_WHAT IS EXPECTED_
Would you quote the material below in full and unchanged?

_PROVIDED DATA_

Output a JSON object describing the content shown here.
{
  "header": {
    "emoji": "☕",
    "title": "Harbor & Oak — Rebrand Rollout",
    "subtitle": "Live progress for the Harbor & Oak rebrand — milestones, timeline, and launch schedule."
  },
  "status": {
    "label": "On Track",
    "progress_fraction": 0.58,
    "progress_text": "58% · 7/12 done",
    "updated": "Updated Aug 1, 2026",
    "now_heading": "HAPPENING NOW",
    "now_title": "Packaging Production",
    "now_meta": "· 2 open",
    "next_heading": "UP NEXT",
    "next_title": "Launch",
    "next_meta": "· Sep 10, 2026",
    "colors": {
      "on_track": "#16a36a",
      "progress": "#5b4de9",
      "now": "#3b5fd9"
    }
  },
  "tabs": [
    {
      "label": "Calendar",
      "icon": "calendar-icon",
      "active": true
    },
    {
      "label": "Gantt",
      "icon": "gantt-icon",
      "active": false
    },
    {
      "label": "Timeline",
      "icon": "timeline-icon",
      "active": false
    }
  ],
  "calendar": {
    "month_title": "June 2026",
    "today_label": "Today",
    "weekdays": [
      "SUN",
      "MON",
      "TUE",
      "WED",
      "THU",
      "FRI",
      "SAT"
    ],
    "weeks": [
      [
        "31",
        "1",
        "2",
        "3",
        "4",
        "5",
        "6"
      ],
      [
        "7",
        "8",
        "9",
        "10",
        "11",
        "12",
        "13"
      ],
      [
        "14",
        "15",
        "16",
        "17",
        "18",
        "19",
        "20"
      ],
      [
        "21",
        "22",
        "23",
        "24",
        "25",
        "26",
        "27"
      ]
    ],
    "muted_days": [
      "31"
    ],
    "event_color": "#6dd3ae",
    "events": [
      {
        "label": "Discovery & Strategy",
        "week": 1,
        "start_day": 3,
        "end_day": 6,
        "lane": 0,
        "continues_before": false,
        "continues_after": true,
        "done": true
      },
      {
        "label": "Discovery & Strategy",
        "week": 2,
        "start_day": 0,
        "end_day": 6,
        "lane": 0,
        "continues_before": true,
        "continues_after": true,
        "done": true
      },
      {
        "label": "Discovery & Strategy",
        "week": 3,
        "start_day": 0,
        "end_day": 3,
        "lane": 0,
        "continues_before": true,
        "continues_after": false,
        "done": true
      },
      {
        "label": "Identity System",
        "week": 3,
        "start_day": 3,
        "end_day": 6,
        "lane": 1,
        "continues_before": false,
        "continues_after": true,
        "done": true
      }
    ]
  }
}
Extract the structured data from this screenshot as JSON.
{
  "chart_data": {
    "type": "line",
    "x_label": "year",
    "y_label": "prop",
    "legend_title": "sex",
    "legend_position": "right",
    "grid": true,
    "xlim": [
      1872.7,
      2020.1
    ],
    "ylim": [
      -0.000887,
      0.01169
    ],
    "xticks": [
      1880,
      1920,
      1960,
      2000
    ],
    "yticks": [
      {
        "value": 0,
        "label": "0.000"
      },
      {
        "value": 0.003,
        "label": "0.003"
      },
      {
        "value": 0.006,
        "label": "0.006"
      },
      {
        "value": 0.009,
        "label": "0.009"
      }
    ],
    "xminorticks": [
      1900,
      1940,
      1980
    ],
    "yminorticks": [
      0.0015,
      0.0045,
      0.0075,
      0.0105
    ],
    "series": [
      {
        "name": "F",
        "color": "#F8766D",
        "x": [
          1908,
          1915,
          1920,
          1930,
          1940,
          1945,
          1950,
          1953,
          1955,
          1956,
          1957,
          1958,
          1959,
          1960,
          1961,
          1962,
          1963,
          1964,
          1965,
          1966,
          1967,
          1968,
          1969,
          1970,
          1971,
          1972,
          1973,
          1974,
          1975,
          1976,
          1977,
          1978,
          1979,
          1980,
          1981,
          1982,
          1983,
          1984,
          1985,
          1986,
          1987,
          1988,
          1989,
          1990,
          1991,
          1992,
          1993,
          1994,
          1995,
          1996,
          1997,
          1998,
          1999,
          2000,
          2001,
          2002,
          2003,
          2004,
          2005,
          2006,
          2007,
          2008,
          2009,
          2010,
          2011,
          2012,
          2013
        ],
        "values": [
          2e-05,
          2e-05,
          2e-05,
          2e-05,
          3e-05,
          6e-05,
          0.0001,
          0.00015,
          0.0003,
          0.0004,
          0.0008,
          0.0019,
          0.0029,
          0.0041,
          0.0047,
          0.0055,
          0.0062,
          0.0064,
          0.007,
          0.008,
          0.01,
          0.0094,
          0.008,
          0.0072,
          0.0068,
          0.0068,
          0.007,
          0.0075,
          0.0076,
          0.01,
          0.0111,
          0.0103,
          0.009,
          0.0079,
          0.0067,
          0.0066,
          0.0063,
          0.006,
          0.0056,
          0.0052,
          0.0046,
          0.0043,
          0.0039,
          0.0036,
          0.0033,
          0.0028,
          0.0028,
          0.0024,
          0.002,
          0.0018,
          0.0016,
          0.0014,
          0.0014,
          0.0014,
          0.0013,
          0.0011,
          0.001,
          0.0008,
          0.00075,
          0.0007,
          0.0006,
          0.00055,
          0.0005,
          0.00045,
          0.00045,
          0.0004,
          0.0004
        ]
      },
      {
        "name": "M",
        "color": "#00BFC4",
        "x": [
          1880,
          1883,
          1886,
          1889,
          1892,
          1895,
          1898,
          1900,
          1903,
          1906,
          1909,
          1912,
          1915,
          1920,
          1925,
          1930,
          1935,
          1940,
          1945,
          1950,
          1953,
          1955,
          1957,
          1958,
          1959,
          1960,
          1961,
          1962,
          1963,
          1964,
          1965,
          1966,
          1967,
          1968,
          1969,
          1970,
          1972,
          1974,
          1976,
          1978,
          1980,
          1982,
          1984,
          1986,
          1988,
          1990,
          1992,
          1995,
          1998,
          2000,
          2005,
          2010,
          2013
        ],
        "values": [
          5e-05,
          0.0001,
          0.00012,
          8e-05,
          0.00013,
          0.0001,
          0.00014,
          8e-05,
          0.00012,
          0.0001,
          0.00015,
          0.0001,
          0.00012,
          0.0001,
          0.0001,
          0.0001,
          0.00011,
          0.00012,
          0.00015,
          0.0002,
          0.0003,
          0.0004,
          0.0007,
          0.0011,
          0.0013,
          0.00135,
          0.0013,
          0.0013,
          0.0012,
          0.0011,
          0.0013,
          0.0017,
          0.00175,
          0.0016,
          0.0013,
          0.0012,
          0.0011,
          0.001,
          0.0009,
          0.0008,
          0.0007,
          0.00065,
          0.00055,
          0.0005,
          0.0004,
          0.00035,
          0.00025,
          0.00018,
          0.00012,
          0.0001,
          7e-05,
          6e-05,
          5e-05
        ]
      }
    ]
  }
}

_PROBLEM SOLUTION_
Output a JSON object describing the content shown here.
{
  "header": {
    "emoji": "☕",
    "title": "Harbor & Oak — Rebrand Rollout",
    "subtitle": "Live progress for the Harbor & Oak rebrand — milestones, timeline, and launch schedule."
  },
  "status": {
    "label": "On Track",
    "progress_fraction": 0.58,
    "progress_text": "58% · 7/12 done",
    "updated": "Updated Aug 1, 2026",
    "now_heading": "HAPPENING NOW",
    "now_title": "Packaging Production",
    "now_meta": "· 2 open",
    "next_heading": "UP NEXT",
    "next_title": "Launch",
    "next_meta": "· Sep 10, 2026",
    "colors": {
      "on_track": "#16a36a",
      "progress": "#5b4de9",
      "now": "#3b5fd9"
    }
  },
  "tabs": [
    {
      "label": "Calendar",
      "icon": "calendar-icon",
      "active": true
    },
    {
      "label": "Gantt",
      "icon": "gantt-icon",
      "active": false
    },
    {
      "label": "Timeline",
      "icon": "timeline-icon",
      "active": false
    }
  ],
  "calendar": {
    "month_title": "June 2026",
    "today_label": "Today",
    "weekdays": [
      "SUN",
      "MON",
      "TUE",
      "WED",
      "THU",
      "FRI",
      "SAT"
    ],
    "weeks": [
      [
        "31",
        "1",
        "2",
        "3",
        "4",
        "5",
        "6"
      ],
      [
        "7",
        "8",
        "9",
        "10",
        "11",
        "12",
        "13"
      ],
      [
        "14",
        "15",
        "16",
        "17",
        "18",
        "19",
        "20"
      ],
      [
        "21",
        "22",
        "23",
        "24",
        "25",
        "26",
        "27"
      ]
    ],
    "muted_days": [
      "31"
    ],
    "event_color": "#6dd3ae",
    "events": [
      {
        "label": "Discovery & Strategy",
        "week": 1,
        "start_day": 3,
        "end_day": 6,
        "lane": 0,
        "continues_before": false,
        "continues_after": true,
        "done": true
      },
      {
        "label": "Discovery & Strategy",
        "week": 2,
        "start_day": 0,
        "end_day": 6,
        "lane": 0,
        "continues_before": true,
        "continues_after": true,
        "done": true
      },
      {
        "label": "Discovery & Strategy",
        "week": 3,
        "start_day": 0,
        "end_day": 3,
        "lane": 0,
        "continues_before": true,
        "continues_after": false,
        "done": true
      },
      {
        "label": "Identity System",
        "week": 3,
        "start_day": 3,
        "end_day": 6,
        "lane": 1,
        "continues_before": false,
        "continues_after": true,
        "done": true
      }
    ]
  }
}
Extract the structured data from this screenshot as JSON.
{
  "chart_data": {
    "type": "line",
    "x_label": "year",
    "y_label": "prop",
    "legend_title": "sex",
    "legend_position": "right",
    "grid": true,
    "xlim": [
      1872.7,
      2020.1
    ],
    "ylim": [
      -0.000887,
      0.01169
    ],
    "xticks": [
      1880,
      1920,
      1960,
      2000
    ],
    "yticks": [
      {
        "value": 0,
        "label": "0.000"
      },
      {
        "value": 0.003,
        "label": "0.003"
      },
      {
        "value": 0.006,
        "label": "0.006"
      },
      {
        "value": 0.009,
        "label": "0.009"
      }
    ],
    "xminorticks": [
      1900,
      1940,
      1980
    ],
    "yminorticks": [
      0.0015,
      0.0045,
      0.0075,
      0.0105
    ],
    "series": [
      {
        "name": "F",
        "color": "#F8766D",
        "x": [
          1908,
          1915,
          1920,
          1930,
          1940,
          1945,
          1950,
          1953,
          1955,
          1956,
          1957,
          1958,
          1959,
          1960,
          1961,
          1962,
          1963,
          1964,
          1965,
          1966,
          1967,
          1968,
          1969,
          1970,
          1971,
          1972,
          1973,
          1974,
          1975,
          1976,
          1977,
          1978,
          1979,
          1980,
          1981,
          1982,
          1983,
          1984,
          1985,
          1986,
          1987,
          1988,
          1989,
          1990,
          1991,
          1992,
          1993,
          1994,
          1995,
          1996,
          1997,
          1998,
          1999,
          2000,
          2001,
          2002,
          2003,
          2004,
          2005,
          2006,
          2007,
          2008,
          2009,
          2010,
          2011,
          2012,
          2013
        ],
        "values": [
          2e-05,
          2e-05,
          2e-05,
          2e-05,
          3e-05,
          6e-05,
          0.0001,
          0.00015,
          0.0003,
          0.0004,
          0.0008,
          0.0019,
          0.0029,
          0.0041,
          0.0047,
          0.0055,
          0.0062,
          0.0064,
          0.007,
          0.008,
          0.01,
          0.0094,
          0.008,
          0.0072,
          0.0068,
          0.0068,
          0.007,
          0.0075,
          0.0076,
          0.01,
          0.0111,
          0.0103,
          0.009,
          0.0079,
          0.0067,
          0.0066,
          0.0063,
          0.006,
          0.0056,
          0.0052,
          0.0046,
          0.0043,
          0.0039,
          0.0036,
          0.0033,
          0.0028,
          0.0028,
          0.0024,
          0.002,
          0.0018,
          0.0016,
          0.0014,
          0.0014,
          0.0014,
          0.0013,
          0.0011,
          0.001,
          0.0008,
          0.00075,
          0.0007,
          0.0006,
          0.00055,
          0.0005,
          0.00045,
          0.00045,
          0.0004,
          0.0004
        ]
      },
      {
        "name": "M",
        "color": "#00BFC4",
        "x": [
          1880,
          1883,
          1886,
          1889,
          1892,
          1895,
          1898,
          1900,
          1903,
          1906,
          1909,
          1912,
          1915,
          1920,
          1925,
          1930,
          1935,
          1940,
          1945,
          1950,
          1953,
          1955,
          1957,
          1958,
          1959,
          1960,
          1961,
          1962,
          1963,
          1964,
          1965,
          1966,
          1967,
          1968,
          1969,
          1970,
          1972,
          1974,
          1976,
          1978,
          1980,
          1982,
          1984,
          1986,
          1988,
          1990,
          1992,
          1995,
          1998,
          2000,
          2005,
          2010,
          2013
        ],
        "values": [
          5e-05,
          0.0001,
          0.00012,
          8e-05,
          0.00013,
          0.0001,
          0.00014,
          8e-05,
          0.00012,
          0.0001,
          0.00015,
          0.0001,
          0.00012,
          0.0001,
          0.0001,
          0.0001,
          0.00011,
          0.00012,
          0.00015,
          0.0002,
          0.0003,
          0.0004,
          0.0007,
          0.0011,
          0.0013,
          0.00135,
          0.0013,
          0.0013,
          0.0012,
          0.0011,
          0.0013,
          0.0017,
          0.00175,
          0.0016,
          0.0013,
          0.0012,
          0.0011,
          0.001,
          0.0009,
          0.0008,
          0.0007,
          0.00065,
          0.00055,
          0.0005,
          0.0004,
          0.00035,
          0.00025,
          0.00018,
          0.00012,
          0.0001,
          7e-05,
          6e-05,
          5e-05
        ]
      }
    ]
  }
}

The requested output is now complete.